-- START EXERCISE DATA --

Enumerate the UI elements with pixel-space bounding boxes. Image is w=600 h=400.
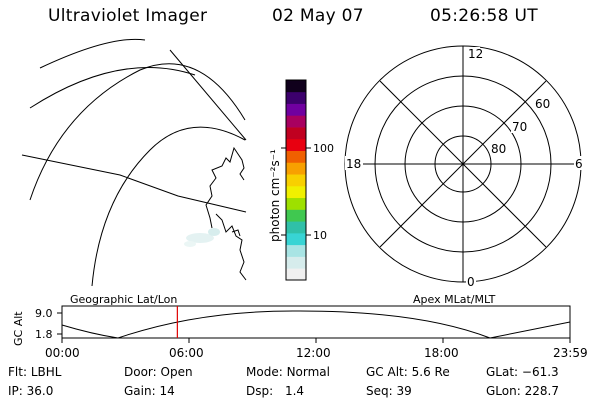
longitude-line: [169, 49, 247, 141]
colorbar-cell: [286, 209, 306, 222]
mlt-diagonal: [379, 80, 547, 248]
mlt-label-6: 6: [575, 157, 583, 171]
colorbar-cell: [286, 197, 306, 210]
info-glon: GLon: 228.7: [486, 384, 559, 398]
colorbar-cell: [286, 185, 306, 199]
time-tick-0600: 06:00: [169, 346, 204, 360]
colorbar-cell: [286, 150, 306, 163]
alt-min-label: 1.8: [35, 328, 53, 341]
time-tick-1200: 12:00: [296, 346, 331, 360]
info-glat: GLat: −61.3: [486, 365, 559, 379]
colorbar-cell: [286, 232, 306, 246]
colorbar-cell: [286, 80, 306, 93]
colorbar-cell: [286, 127, 306, 140]
alt-axis-title: GC Alt: [12, 311, 25, 346]
info-gain: Gain: 14: [124, 384, 175, 398]
longitude-line: [21, 154, 247, 213]
altitude-curve: [61, 310, 571, 339]
colorbar-tick-10: 10: [313, 229, 327, 242]
latitude-arc: [91, 126, 246, 286]
colorbar-cell: [286, 162, 306, 175]
colorbar-cell: [286, 221, 306, 234]
info-mode: Mode: Normal: [246, 365, 330, 379]
mlat-label-80: 80: [491, 142, 506, 156]
colorbar-unit-label: photon cm⁻²s⁻¹: [268, 149, 282, 242]
colorbar-cell: [286, 115, 306, 128]
apex-label: Apex MLat/MLT: [413, 293, 496, 306]
colorbar-cell: [286, 91, 306, 104]
mlat-label-70: 70: [512, 120, 527, 134]
mlt-label-0: 0: [467, 275, 475, 289]
colorbar-cell: [286, 268, 306, 281]
mlat-label-60: 60: [535, 97, 550, 111]
observation-time: 05:26:58 UT: [430, 6, 538, 26]
latitude-arc: [29, 66, 196, 109]
geographic-label: Geographic Lat/Lon: [70, 293, 177, 306]
alt-max-label: 9.0: [35, 307, 53, 320]
info-ip: IP: 36.0: [8, 384, 54, 398]
colorbar-cell: [286, 138, 306, 151]
instrument-title: Ultraviolet Imager: [48, 6, 208, 26]
latitude-arc: [29, 63, 246, 201]
info-dsp: Dsp: 1.4: [246, 384, 305, 398]
colorbar-cell: [286, 103, 306, 116]
mlt-label-18: 18: [346, 157, 361, 171]
observation-date: 02 May 07: [272, 6, 364, 26]
mlt-label-12: 12: [468, 47, 483, 61]
coastline: [205, 146, 247, 281]
colorbar-cell: [286, 244, 306, 257]
aurora-emission: [184, 228, 220, 247]
colorbar-cell: [286, 256, 306, 269]
time-tick-2359: 23:59: [553, 346, 588, 360]
info-door: Door: Open: [124, 365, 193, 379]
info-seq: Seq: 39: [366, 384, 412, 398]
colorbar-tick-100: 100: [313, 142, 334, 155]
info-flt: Flt: LBHL: [8, 365, 62, 379]
time-tick-0000: 00:00: [45, 346, 80, 360]
info-gc-alt: GC Alt: 5.6 Re: [366, 365, 450, 379]
latitude-arc: [39, 38, 146, 69]
time-tick-1800: 18:00: [424, 346, 459, 360]
colorbar-cell: [286, 174, 306, 187]
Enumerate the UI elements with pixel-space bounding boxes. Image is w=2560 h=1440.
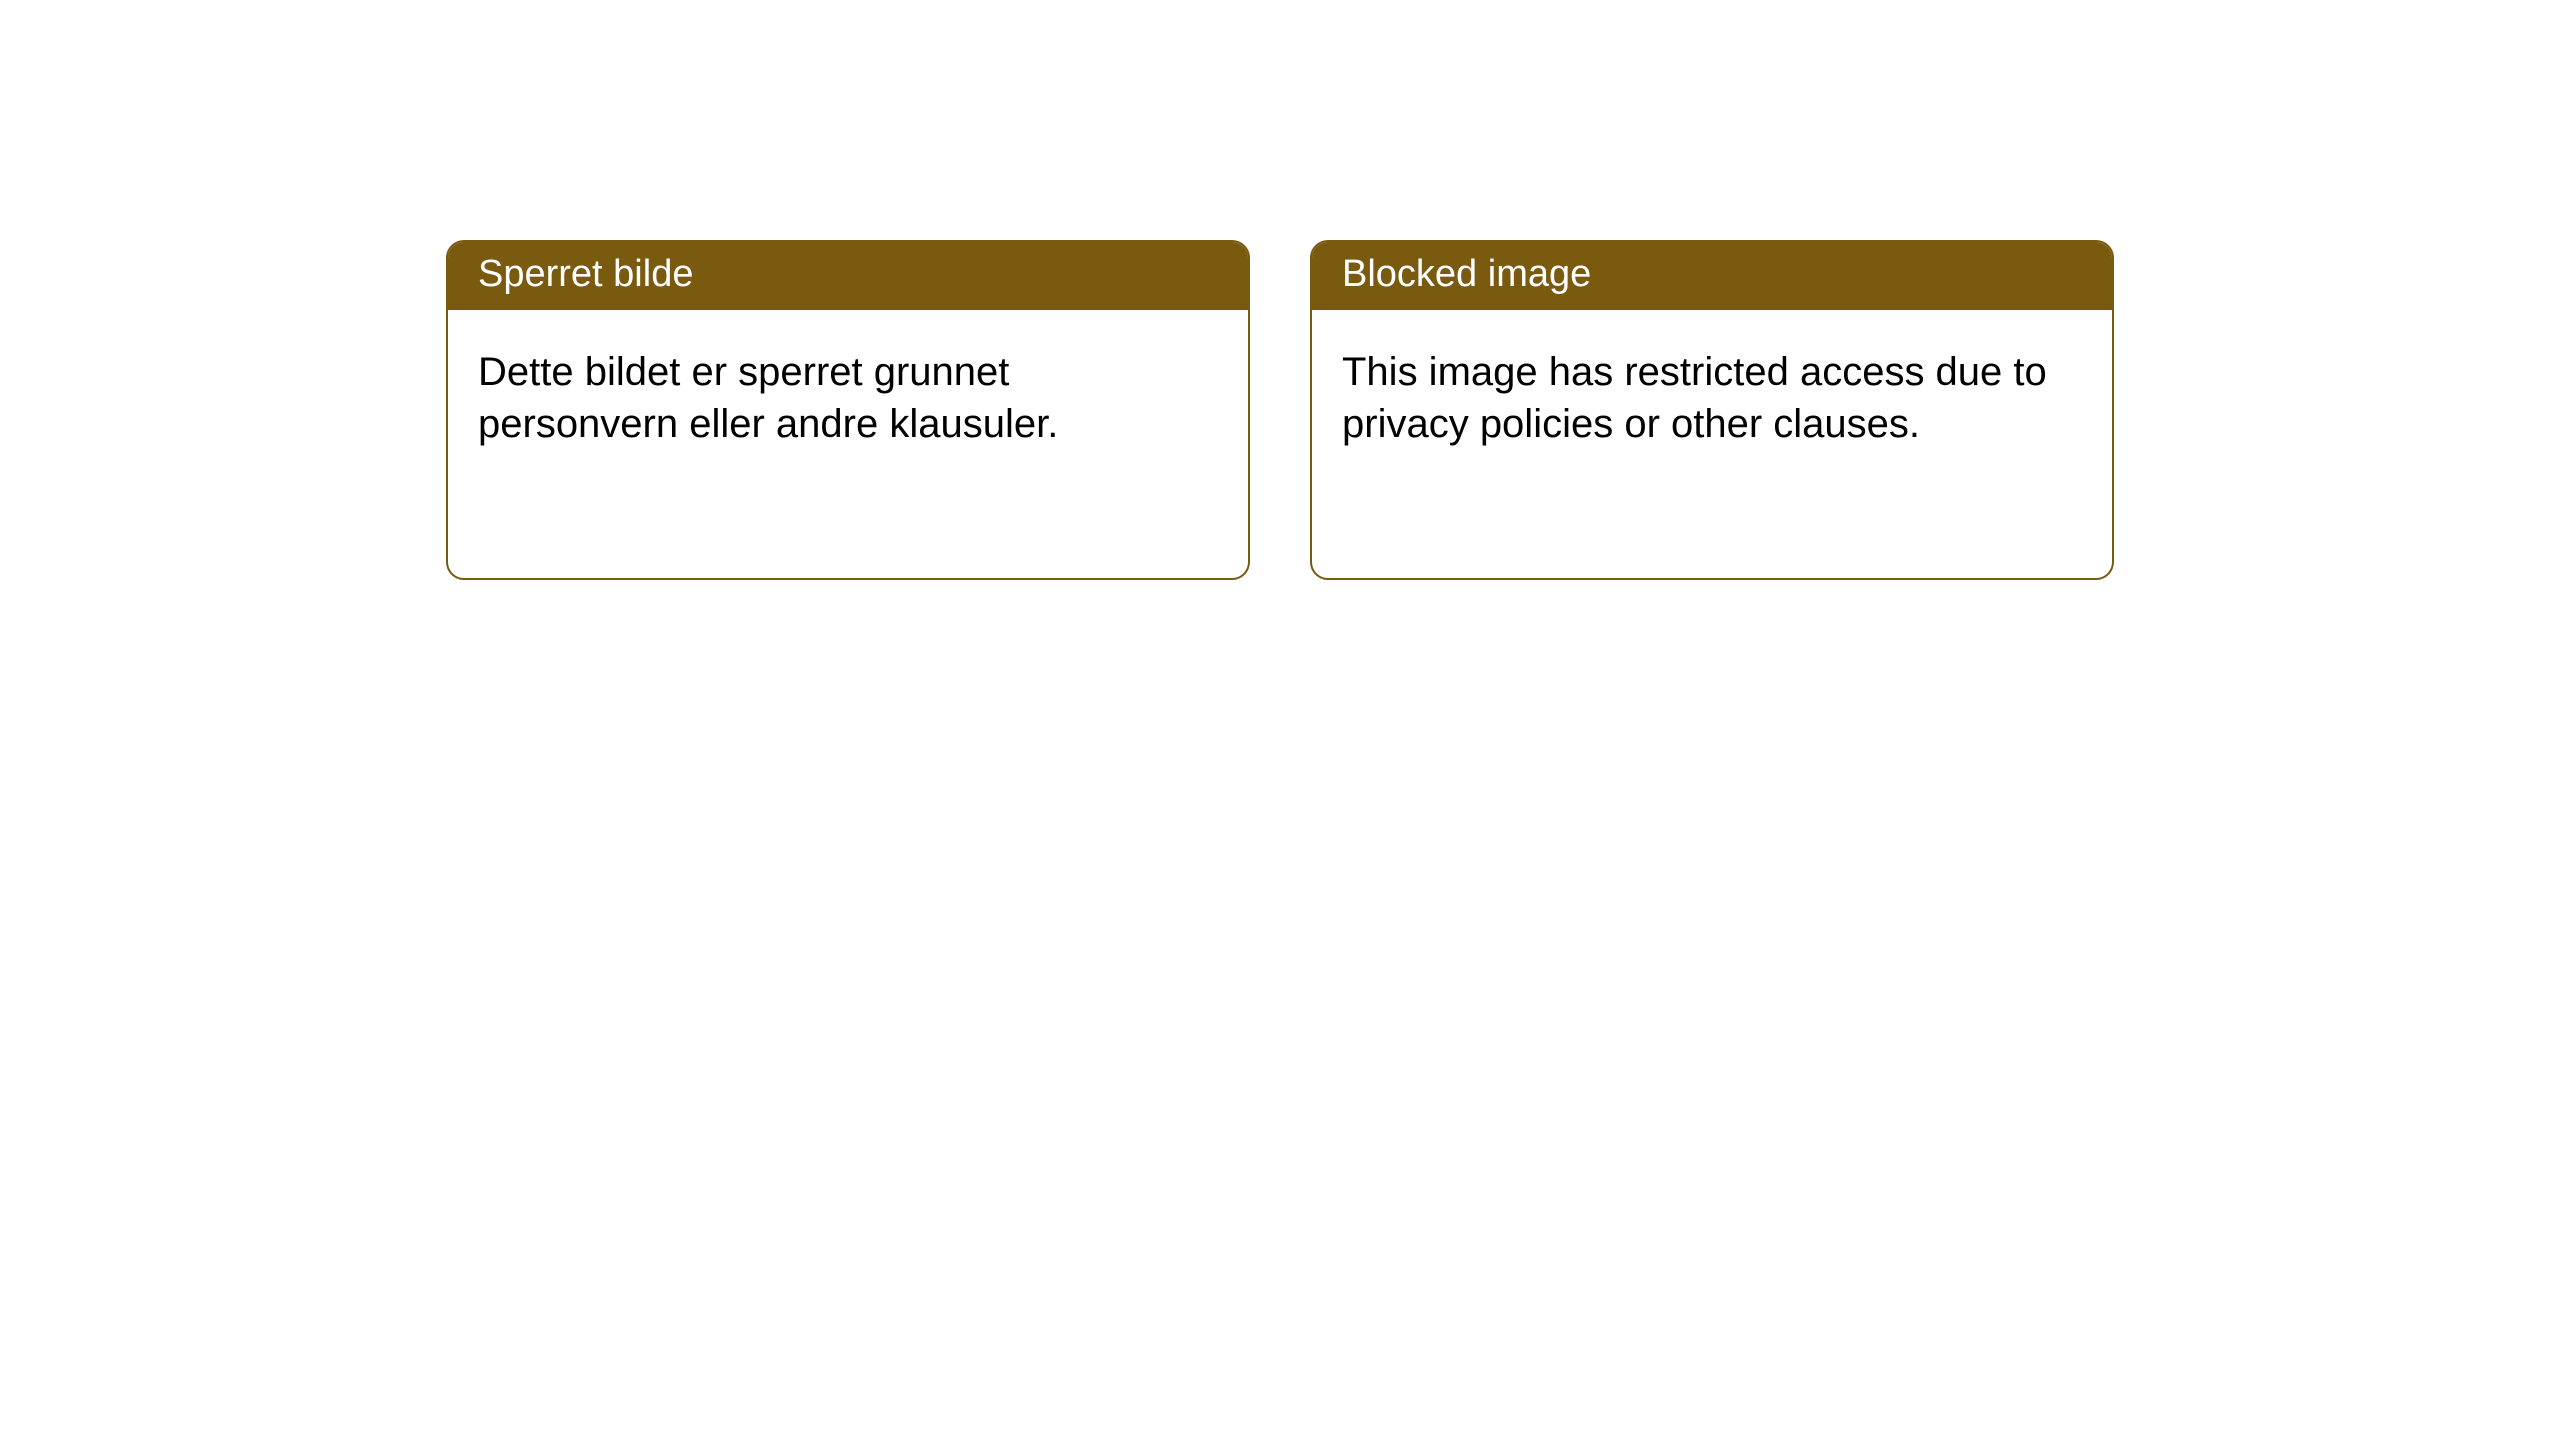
notice-cards-container: Sperret bilde Dette bildet er sperret gr… [0, 0, 2560, 580]
notice-body-text: This image has restricted access due to … [1342, 350, 2047, 446]
notice-card-header: Blocked image [1312, 242, 2112, 310]
notice-card-norwegian: Sperret bilde Dette bildet er sperret gr… [446, 240, 1250, 580]
notice-card-english: Blocked image This image has restricted … [1310, 240, 2114, 580]
notice-card-body: Dette bildet er sperret grunnet personve… [448, 310, 1248, 480]
notice-card-header: Sperret bilde [448, 242, 1248, 310]
notice-title: Blocked image [1342, 253, 1591, 295]
notice-title: Sperret bilde [478, 253, 693, 295]
notice-body-text: Dette bildet er sperret grunnet personve… [478, 350, 1058, 446]
notice-card-body: This image has restricted access due to … [1312, 310, 2112, 480]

-- END EXERCISE DATA --

▸ THE TASK
Please copy out every line of the listing above without any change, omitting the pictures.

▸ THE REPLY
Enumerate the UI elements with pixel-space bounding boxes. Image is w=600 h=400.
longitude-line: [169, 49, 247, 141]
colorbar-cell: [286, 209, 306, 222]
mlt-diagonal: [379, 80, 547, 248]
mlt-label-6: 6: [575, 157, 583, 171]
colorbar-cell: [286, 197, 306, 210]
info-glon: GLon: 228.7: [486, 384, 559, 398]
colorbar-cell: [286, 185, 306, 199]
time-tick-0600: 06:00: [169, 346, 204, 360]
colorbar-cell: [286, 150, 306, 163]
alt-min-label: 1.8: [35, 328, 53, 341]
time-tick-1200: 12:00: [296, 346, 331, 360]
info-glat: GLat: −61.3: [486, 365, 559, 379]
colorbar-cell: [286, 232, 306, 246]
colorbar-cell: [286, 80, 306, 93]
colorbar-cell: [286, 127, 306, 140]
alt-axis-title: GC Alt: [12, 311, 25, 346]
info-gain: Gain: 14: [124, 384, 175, 398]
longitude-line: [21, 154, 247, 213]
altitude-curve: [61, 310, 571, 339]
colorbar-tick-10: 10: [313, 229, 327, 242]
latitude-arc: [91, 126, 246, 286]
colorbar-cell: [286, 162, 306, 175]
colorbar-cell: [286, 221, 306, 234]
info-mode: Mode: Normal: [246, 365, 330, 379]
mlat-label-80: 80: [491, 142, 506, 156]
colorbar-unit-label: photon cm⁻²s⁻¹: [268, 149, 282, 242]
colorbar-cell: [286, 115, 306, 128]
apex-label: Apex MLat/MLT: [413, 293, 496, 306]
colorbar-cell: [286, 91, 306, 104]
mlat-label-70: 70: [512, 120, 527, 134]
mlt-label-0: 0: [467, 275, 475, 289]
colorbar-cell: [286, 268, 306, 281]
mlat-label-60: 60: [535, 97, 550, 111]
observation-time: 05:26:58 UT: [430, 6, 538, 26]
latitude-arc: [29, 66, 196, 109]
geographic-label: Geographic Lat/Lon: [70, 293, 177, 306]
alt-max-label: 9.0: [35, 307, 53, 320]
info-ip: IP: 36.0: [8, 384, 54, 398]
colorbar-cell: [286, 138, 306, 151]
instrument-title: Ultraviolet Imager: [48, 6, 208, 26]
latitude-arc: [29, 63, 246, 201]
info-dsp: Dsp: 1.4: [246, 384, 305, 398]
colorbar-cell: [286, 103, 306, 116]
mlt-label-18: 18: [346, 157, 361, 171]
observation-date: 02 May 07: [272, 6, 364, 26]
mlt-label-12: 12: [468, 47, 483, 61]
coastline: [205, 146, 247, 281]
colorbar-cell: [286, 244, 306, 257]
aurora-emission: [184, 228, 220, 247]
colorbar-cell: [286, 256, 306, 269]
time-tick-2359: 23:59: [553, 346, 588, 360]
info-door: Door: Open: [124, 365, 193, 379]
info-seq: Seq: 39: [366, 384, 412, 398]
colorbar-tick-100: 100: [313, 142, 334, 155]
info-flt: Flt: LBHL: [8, 365, 62, 379]
time-tick-0000: 00:00: [45, 346, 80, 360]
info-gc-alt: GC Alt: 5.6 Re: [366, 365, 450, 379]
latitude-arc: [39, 38, 146, 69]
time-tick-1800: 18:00: [424, 346, 459, 360]
colorbar-cell: [286, 174, 306, 187]
Enumerate the UI elements with pixel-space bounding boxes. Image is w=2560 h=1440.
notice-cards-container: Sperret bilde Dette bildet er sperret gr… [0, 0, 2560, 580]
notice-body-text: This image has restricted access due to … [1342, 350, 2047, 446]
notice-card-header: Blocked image [1312, 242, 2112, 310]
notice-card-norwegian: Sperret bilde Dette bildet er sperret gr… [446, 240, 1250, 580]
notice-card-english: Blocked image This image has restricted … [1310, 240, 2114, 580]
notice-card-body: Dette bildet er sperret grunnet personve… [448, 310, 1248, 480]
notice-card-header: Sperret bilde [448, 242, 1248, 310]
notice-title: Blocked image [1342, 253, 1591, 295]
notice-title: Sperret bilde [478, 253, 693, 295]
notice-body-text: Dette bildet er sperret grunnet personve… [478, 350, 1058, 446]
notice-card-body: This image has restricted access due to … [1312, 310, 2112, 480]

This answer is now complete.